# REQUEST
In the entries, find all lines that hold the word "vestali" and copy them.

============

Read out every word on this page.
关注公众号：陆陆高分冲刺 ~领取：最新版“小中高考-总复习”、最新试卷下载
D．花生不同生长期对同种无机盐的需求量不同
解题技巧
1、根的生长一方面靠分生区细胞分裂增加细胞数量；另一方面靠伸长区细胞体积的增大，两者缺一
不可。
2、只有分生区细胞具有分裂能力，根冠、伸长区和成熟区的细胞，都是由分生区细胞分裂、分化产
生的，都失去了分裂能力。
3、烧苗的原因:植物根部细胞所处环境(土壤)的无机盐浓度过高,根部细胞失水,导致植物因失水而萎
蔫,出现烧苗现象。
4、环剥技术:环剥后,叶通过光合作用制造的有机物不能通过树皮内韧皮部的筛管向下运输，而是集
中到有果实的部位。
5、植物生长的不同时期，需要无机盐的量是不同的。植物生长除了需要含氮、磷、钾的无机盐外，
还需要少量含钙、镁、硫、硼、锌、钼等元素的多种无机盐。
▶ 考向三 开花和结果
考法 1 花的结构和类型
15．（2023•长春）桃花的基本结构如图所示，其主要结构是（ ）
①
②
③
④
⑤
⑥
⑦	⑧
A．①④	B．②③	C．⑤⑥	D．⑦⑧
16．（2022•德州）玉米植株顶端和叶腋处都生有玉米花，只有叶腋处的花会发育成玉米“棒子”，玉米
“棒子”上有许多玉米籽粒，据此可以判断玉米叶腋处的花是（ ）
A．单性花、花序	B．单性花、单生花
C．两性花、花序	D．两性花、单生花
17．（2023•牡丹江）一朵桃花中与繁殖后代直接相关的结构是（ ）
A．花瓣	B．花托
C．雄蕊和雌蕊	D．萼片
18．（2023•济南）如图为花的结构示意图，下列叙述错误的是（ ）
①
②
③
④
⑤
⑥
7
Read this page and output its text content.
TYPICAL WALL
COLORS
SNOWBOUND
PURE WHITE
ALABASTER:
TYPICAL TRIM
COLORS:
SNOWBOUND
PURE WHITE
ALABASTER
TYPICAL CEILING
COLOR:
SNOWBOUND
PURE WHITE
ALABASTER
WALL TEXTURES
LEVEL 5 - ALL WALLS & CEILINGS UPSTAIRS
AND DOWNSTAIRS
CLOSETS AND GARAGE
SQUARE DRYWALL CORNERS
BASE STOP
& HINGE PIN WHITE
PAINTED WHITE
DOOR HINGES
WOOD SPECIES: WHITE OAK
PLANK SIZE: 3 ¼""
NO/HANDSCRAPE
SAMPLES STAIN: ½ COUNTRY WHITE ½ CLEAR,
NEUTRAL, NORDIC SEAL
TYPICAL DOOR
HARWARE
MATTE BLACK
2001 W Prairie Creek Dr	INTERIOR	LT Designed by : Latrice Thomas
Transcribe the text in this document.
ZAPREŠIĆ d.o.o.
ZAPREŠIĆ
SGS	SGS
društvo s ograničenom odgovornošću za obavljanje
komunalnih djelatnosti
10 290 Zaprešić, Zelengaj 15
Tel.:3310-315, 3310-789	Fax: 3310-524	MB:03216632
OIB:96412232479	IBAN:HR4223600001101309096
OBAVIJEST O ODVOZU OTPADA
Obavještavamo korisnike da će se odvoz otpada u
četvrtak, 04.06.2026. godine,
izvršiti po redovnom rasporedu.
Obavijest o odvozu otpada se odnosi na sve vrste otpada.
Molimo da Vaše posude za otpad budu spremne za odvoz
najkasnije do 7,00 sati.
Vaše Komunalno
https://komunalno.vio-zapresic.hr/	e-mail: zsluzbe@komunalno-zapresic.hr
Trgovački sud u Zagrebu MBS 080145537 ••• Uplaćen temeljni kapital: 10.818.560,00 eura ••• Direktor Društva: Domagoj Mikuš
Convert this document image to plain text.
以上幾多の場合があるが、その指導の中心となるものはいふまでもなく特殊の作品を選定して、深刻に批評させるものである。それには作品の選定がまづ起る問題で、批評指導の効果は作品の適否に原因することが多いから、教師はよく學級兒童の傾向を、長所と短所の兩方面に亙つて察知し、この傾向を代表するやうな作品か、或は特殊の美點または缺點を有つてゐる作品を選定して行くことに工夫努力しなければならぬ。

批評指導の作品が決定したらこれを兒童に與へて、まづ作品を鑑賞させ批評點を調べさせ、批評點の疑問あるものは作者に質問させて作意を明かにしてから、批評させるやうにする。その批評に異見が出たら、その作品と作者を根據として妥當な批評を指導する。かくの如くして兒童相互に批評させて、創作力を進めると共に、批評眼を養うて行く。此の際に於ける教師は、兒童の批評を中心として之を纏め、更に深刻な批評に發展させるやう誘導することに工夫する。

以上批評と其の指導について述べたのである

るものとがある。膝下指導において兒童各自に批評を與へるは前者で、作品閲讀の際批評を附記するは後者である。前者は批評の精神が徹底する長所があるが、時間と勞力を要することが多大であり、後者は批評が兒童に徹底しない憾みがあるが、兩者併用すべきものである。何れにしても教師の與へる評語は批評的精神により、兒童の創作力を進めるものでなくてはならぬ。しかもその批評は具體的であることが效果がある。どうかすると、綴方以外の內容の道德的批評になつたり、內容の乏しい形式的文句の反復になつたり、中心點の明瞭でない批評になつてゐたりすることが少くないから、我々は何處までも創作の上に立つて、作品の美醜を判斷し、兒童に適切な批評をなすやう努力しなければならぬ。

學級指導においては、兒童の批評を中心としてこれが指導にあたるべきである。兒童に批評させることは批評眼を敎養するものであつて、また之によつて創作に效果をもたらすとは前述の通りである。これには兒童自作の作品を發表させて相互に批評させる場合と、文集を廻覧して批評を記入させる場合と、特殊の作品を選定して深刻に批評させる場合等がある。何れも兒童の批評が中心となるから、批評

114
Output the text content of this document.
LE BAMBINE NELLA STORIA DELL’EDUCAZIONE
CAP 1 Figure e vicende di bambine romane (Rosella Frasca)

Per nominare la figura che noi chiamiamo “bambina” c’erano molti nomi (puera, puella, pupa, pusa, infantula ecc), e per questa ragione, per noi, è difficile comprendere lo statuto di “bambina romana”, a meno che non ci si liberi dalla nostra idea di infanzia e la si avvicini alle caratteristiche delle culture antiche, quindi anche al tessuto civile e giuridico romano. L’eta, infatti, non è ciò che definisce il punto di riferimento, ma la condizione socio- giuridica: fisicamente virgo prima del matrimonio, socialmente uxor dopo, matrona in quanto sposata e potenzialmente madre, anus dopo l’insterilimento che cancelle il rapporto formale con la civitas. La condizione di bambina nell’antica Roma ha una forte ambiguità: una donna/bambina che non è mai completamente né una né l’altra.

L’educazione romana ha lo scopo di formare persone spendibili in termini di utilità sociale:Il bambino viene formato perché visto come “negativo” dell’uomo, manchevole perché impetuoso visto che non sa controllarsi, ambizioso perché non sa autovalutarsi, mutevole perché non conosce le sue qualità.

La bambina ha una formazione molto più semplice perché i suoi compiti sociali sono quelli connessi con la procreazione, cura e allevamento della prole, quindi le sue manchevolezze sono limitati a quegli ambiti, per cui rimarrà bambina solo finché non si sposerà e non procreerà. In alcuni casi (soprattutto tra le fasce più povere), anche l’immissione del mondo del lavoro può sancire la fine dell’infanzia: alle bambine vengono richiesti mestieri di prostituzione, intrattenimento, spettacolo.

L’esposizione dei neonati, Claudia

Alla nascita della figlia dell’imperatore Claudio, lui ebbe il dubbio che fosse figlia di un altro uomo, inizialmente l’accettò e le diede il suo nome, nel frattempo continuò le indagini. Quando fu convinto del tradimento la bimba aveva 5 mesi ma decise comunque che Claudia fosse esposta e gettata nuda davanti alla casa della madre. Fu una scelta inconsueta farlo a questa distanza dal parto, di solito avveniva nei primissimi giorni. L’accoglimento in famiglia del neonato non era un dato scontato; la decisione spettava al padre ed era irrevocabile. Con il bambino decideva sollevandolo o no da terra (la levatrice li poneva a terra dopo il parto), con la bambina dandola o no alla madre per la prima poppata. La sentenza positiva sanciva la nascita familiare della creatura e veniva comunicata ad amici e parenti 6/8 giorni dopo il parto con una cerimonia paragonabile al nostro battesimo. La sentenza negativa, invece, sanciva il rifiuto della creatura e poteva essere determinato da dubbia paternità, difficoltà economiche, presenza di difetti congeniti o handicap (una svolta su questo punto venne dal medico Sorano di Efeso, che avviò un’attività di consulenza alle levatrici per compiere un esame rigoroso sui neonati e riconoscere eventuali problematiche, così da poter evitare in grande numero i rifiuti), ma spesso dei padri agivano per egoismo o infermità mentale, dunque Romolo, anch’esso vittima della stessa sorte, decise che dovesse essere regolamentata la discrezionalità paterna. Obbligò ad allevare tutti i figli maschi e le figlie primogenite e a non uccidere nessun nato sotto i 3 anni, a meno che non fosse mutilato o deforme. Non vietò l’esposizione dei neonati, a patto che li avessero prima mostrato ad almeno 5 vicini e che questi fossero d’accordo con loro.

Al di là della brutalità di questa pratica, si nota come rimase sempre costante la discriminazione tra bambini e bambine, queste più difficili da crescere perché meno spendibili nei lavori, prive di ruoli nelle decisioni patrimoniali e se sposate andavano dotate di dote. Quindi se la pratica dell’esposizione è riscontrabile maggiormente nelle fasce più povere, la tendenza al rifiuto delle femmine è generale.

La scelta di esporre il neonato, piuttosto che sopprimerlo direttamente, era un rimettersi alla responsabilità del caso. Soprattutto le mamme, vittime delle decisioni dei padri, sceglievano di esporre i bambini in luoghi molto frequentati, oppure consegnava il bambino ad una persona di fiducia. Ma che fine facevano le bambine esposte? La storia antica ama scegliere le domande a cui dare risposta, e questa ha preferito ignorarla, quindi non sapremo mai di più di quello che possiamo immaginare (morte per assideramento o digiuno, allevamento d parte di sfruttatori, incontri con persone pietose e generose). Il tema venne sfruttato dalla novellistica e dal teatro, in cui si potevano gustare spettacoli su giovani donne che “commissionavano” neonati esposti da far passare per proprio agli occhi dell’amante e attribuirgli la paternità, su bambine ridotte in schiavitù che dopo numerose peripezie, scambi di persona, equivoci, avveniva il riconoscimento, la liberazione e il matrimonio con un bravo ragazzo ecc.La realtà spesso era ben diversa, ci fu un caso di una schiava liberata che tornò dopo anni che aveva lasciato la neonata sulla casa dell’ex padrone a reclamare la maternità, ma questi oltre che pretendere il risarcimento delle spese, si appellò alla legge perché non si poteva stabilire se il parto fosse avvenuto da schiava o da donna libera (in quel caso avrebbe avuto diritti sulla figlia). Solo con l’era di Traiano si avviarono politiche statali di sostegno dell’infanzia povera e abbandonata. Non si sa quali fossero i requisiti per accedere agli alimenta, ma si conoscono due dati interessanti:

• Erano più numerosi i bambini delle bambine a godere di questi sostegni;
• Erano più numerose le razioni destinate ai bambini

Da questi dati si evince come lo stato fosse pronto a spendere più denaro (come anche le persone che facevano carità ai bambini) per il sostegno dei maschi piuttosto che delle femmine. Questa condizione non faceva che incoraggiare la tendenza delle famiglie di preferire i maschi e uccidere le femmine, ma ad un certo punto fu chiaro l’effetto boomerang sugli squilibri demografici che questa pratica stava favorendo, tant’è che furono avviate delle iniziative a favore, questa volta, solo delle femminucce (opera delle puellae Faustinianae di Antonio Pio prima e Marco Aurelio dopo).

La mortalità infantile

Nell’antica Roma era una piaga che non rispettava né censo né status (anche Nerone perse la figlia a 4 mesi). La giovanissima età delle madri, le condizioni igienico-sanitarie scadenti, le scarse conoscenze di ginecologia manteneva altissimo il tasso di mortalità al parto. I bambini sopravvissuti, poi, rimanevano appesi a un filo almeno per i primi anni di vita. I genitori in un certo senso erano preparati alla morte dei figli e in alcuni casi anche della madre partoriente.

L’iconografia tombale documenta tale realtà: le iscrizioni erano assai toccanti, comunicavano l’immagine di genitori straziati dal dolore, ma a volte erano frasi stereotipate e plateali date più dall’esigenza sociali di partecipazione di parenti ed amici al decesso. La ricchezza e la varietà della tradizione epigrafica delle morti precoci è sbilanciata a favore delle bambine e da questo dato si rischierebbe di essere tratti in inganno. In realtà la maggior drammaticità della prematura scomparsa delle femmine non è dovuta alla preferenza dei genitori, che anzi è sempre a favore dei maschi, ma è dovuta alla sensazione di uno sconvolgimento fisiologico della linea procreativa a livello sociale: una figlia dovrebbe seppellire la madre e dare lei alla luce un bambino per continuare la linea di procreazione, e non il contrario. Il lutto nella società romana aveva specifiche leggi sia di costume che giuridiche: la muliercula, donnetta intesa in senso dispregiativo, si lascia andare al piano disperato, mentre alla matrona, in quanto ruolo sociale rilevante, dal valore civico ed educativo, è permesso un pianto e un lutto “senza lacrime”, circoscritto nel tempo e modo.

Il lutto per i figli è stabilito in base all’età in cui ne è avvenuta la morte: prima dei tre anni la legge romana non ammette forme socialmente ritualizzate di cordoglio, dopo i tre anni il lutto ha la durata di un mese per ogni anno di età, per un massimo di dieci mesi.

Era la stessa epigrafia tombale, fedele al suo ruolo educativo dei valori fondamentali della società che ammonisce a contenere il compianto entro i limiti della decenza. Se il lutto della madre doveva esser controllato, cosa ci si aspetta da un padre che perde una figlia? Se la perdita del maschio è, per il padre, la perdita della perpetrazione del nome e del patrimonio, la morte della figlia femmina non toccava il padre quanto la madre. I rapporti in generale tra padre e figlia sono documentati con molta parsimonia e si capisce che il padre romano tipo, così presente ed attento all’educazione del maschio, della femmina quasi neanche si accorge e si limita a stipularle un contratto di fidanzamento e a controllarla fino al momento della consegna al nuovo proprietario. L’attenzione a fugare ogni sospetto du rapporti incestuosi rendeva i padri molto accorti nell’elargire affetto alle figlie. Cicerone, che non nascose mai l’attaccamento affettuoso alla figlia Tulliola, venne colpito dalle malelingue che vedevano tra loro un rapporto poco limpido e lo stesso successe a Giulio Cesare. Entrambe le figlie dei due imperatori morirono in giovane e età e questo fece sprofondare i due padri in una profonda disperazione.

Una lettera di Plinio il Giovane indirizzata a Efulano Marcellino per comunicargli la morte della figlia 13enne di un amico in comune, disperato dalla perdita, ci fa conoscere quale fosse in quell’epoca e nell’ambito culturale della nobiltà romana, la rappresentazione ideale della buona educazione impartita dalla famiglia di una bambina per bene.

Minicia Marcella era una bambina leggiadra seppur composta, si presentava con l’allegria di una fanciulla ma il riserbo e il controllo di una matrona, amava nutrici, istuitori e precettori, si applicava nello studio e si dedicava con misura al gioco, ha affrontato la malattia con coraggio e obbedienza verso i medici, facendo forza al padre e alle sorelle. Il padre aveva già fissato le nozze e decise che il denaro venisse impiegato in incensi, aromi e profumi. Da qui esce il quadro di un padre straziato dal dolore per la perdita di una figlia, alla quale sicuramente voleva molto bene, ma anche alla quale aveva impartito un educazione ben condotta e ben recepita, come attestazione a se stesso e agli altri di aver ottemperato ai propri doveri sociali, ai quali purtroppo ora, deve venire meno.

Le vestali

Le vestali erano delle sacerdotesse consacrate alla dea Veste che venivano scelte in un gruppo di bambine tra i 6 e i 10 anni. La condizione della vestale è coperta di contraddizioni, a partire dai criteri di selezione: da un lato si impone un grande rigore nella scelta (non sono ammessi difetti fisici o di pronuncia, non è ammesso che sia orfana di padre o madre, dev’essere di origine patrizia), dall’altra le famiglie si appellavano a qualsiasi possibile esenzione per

============

# RESPONSE
Le vestali
Le vestali erano delle sacerdotesse consacrate alla dea Veste che venivano scelte in un gruppo di bambine tra i 6 e i 10 anni. La condizione della vestale è coperta di contraddizioni, a partire dai criteri di selezione: da un lato si impone un grande rigore nella scelta (non sono ammessi difetti fisici o di pronuncia, non è ammesso che sia orfana di padre o madre, dev’essere di origine patrizia), dall’altra le famiglie si appellavano a qualsiasi possibile esenzione per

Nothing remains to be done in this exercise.